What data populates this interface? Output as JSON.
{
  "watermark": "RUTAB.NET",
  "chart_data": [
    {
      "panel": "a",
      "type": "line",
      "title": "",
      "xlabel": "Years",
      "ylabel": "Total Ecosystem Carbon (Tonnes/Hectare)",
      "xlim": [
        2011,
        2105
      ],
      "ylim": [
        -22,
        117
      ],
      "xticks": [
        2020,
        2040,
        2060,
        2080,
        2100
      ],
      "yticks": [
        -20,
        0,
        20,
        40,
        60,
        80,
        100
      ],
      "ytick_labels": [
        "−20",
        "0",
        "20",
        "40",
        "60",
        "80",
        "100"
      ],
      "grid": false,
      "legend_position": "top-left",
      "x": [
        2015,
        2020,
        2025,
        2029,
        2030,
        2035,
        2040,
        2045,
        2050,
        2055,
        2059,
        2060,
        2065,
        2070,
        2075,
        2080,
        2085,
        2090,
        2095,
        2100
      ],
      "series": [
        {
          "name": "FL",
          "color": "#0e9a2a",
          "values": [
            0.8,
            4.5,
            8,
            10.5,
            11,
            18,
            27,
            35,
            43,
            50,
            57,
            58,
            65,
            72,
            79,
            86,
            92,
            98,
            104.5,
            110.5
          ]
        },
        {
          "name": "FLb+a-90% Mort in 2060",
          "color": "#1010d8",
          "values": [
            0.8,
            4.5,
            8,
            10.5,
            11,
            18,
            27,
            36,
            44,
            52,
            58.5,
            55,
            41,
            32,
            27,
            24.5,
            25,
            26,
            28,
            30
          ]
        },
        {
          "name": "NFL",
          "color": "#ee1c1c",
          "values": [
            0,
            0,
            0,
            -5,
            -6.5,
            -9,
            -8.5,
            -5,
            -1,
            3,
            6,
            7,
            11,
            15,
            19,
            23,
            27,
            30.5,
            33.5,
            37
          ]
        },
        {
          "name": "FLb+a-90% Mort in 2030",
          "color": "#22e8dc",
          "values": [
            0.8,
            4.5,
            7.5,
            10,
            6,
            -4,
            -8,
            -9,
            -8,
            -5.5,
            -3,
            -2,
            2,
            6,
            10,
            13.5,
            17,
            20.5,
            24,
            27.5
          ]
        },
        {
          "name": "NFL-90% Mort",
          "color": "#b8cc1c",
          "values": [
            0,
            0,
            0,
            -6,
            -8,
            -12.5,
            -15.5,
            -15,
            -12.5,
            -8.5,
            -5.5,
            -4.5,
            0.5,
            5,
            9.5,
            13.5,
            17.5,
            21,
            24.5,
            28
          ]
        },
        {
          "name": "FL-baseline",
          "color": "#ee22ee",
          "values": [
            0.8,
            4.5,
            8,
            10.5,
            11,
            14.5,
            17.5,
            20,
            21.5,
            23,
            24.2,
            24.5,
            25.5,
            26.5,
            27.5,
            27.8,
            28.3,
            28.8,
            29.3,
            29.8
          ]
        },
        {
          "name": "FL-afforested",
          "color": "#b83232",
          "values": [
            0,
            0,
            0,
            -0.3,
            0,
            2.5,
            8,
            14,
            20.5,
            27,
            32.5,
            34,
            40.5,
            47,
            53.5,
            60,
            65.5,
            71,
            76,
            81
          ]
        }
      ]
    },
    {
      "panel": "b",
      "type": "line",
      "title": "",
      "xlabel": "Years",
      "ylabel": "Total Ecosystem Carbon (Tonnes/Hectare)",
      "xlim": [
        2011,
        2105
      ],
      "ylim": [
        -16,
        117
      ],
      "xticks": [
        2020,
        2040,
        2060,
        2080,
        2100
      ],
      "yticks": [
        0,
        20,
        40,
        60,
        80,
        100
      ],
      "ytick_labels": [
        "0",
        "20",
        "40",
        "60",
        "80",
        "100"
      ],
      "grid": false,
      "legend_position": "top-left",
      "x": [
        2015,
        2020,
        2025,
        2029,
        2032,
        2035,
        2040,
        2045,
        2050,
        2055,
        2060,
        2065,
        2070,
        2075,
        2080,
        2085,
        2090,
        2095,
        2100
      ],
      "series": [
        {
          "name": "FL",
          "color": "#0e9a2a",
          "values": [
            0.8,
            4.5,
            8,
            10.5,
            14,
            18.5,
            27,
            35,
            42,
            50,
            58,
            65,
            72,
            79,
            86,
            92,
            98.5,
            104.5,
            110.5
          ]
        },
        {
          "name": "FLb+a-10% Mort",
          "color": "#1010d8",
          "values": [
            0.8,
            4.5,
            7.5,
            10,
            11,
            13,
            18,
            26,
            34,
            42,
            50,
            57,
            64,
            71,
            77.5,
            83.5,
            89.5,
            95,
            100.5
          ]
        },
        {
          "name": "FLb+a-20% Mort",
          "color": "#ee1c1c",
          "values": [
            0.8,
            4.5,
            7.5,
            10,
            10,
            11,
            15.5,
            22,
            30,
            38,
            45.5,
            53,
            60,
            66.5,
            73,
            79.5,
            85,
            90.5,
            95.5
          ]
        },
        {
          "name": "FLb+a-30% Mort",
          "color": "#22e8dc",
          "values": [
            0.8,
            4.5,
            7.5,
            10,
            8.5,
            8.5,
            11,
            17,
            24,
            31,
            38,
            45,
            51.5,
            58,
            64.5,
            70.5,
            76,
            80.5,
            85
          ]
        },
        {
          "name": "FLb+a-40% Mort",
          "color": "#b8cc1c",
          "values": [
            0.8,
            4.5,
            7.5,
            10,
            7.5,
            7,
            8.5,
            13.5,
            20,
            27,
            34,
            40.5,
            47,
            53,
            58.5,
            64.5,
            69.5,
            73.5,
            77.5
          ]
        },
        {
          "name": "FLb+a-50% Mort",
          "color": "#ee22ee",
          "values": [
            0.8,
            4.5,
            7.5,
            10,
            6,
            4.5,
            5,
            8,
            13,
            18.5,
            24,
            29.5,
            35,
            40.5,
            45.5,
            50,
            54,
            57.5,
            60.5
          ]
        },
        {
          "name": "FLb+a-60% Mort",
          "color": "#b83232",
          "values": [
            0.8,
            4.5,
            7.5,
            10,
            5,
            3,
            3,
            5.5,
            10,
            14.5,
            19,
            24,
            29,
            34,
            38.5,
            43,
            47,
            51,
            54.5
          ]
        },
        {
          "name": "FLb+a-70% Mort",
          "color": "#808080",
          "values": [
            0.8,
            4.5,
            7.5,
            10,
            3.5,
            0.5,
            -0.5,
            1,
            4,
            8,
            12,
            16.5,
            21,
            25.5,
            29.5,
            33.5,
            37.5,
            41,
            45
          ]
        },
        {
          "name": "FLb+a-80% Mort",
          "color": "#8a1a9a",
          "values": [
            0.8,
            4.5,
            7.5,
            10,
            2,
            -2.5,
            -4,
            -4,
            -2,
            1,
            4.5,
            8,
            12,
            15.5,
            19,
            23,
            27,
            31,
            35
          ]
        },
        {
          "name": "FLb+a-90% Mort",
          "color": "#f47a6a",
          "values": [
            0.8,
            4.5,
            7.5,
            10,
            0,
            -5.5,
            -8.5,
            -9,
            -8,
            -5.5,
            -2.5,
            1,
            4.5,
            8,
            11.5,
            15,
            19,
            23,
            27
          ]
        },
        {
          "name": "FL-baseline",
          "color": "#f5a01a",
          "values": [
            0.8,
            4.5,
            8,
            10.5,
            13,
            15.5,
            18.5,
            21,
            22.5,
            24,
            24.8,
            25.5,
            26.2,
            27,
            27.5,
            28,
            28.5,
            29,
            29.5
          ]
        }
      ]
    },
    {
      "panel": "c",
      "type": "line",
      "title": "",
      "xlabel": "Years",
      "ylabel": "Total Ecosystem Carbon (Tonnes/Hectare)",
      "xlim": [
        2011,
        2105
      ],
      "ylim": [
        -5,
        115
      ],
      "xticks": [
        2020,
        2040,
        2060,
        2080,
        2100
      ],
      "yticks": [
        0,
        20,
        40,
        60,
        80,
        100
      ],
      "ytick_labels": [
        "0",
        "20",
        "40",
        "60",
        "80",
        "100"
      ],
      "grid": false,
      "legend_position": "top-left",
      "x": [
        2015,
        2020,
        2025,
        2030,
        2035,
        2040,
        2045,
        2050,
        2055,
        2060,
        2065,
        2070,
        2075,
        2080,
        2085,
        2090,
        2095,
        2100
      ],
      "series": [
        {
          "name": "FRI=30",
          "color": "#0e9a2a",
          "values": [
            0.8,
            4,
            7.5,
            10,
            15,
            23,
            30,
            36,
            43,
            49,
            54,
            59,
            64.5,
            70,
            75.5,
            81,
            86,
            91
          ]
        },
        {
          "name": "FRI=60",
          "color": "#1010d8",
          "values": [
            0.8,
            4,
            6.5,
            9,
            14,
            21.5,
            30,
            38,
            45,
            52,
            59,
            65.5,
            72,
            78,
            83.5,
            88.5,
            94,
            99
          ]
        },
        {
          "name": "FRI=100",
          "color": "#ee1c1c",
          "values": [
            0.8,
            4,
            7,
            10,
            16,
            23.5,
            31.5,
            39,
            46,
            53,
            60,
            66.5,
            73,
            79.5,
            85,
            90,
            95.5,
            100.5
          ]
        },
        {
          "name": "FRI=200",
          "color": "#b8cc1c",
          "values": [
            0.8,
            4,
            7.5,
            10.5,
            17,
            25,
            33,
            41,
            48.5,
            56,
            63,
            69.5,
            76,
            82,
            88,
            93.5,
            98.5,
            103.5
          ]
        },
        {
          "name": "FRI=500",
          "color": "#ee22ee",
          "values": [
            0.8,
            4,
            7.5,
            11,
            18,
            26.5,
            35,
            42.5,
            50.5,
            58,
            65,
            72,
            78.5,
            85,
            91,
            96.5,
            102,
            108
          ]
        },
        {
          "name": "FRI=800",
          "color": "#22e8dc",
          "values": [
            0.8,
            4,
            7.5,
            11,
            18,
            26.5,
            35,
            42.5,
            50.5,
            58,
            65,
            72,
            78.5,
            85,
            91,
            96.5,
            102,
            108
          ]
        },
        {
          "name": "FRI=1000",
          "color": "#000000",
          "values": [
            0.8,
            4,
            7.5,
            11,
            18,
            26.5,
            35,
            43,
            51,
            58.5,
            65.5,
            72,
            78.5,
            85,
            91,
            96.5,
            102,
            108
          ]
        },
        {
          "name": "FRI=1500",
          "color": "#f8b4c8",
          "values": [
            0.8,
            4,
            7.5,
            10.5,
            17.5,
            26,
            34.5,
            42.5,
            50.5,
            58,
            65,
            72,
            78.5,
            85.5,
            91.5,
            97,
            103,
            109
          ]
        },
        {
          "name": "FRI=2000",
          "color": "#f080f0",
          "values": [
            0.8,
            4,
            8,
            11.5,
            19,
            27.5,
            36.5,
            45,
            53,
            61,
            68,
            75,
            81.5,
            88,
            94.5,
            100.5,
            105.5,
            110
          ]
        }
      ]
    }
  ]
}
--
Your instructions - Track down every line of the material containing the string "Mort", and copy it.

Solution to this problem -
          "name": "FLb+a-90% Mort in 2060",
          "name": "FLb+a-90% Mort in 2030",
          "name": "NFL-90% Mort",
          "name": "FLb+a-10% Mort",
          "name": "FLb+a-20% Mort",
          "name": "FLb+a-30% Mort",
          "name": "FLb+a-40% Mort",
          "name": "FLb+a-50% Mort",
          "name": "FLb+a-60% Mort",
          "name": "FLb+a-70% Mort",
          "name": "FLb+a-80% Mort",
          "name": "FLb+a-90% Mort",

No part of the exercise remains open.